▸ **Supplied data**

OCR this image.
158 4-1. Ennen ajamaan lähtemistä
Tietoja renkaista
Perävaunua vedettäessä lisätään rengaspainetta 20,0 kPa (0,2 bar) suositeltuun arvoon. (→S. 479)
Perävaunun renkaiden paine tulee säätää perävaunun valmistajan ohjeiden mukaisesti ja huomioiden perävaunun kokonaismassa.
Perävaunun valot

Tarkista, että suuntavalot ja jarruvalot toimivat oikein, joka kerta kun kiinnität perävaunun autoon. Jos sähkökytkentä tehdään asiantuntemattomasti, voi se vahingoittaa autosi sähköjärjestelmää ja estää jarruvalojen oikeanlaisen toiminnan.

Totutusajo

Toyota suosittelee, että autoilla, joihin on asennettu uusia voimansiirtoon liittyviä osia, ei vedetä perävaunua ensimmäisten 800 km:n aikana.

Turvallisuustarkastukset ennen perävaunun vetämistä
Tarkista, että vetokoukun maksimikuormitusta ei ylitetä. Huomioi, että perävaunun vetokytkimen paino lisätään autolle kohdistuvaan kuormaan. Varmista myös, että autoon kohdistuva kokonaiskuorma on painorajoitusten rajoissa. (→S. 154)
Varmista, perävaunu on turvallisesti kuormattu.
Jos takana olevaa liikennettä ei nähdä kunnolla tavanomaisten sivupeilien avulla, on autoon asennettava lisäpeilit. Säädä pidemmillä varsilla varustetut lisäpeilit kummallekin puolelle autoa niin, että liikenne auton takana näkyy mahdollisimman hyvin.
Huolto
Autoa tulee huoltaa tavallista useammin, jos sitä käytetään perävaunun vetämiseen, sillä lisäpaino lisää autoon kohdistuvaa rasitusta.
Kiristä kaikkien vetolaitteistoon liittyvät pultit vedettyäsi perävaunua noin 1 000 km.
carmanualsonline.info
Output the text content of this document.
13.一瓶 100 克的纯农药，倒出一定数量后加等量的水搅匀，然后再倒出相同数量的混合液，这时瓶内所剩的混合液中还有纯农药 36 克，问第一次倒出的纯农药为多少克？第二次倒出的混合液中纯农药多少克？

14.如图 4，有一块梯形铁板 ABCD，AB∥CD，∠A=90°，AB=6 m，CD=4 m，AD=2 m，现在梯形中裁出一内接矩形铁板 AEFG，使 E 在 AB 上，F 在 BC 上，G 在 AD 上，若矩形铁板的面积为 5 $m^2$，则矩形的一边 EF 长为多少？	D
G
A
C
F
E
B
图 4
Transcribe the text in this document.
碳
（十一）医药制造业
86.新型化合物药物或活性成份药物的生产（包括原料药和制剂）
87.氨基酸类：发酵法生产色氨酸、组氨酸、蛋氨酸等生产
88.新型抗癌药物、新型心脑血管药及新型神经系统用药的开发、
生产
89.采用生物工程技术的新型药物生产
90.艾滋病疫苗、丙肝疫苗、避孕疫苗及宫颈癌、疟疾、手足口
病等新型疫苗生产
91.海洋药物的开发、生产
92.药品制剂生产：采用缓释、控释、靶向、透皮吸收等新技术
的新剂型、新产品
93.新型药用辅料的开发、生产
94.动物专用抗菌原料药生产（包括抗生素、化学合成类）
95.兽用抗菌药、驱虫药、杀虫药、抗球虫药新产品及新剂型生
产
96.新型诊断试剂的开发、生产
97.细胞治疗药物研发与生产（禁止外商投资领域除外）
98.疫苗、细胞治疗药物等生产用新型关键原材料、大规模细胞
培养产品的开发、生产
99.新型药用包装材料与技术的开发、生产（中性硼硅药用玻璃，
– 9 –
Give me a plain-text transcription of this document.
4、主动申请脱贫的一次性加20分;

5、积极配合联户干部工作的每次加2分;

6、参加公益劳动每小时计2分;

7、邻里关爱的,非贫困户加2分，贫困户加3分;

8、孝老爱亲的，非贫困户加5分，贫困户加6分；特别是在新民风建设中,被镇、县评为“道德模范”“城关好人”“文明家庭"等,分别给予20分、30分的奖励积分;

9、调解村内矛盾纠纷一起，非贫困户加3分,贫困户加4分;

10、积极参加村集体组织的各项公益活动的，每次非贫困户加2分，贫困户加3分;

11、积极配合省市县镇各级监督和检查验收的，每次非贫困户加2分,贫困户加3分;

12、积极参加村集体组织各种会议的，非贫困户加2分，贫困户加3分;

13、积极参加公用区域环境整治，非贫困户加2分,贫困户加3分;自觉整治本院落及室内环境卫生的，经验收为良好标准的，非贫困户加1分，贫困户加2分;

▸ **Task directions**
Write out every line of the data that holds the word "Varmista".

▸ **Written response**
Tarkista, että vetokoukun maksimikuormitusta ei ylitetä. Huomioi, että perävaunun vetokytkimen paino lisätään autolle kohdistuvaan kuormaan. Varmista myös, että autoon kohdistuva kokonaiskuorma on painorajoitusten rajoissa. (→S. 154)
Varmista, perävaunu on turvallisesti kuormattu.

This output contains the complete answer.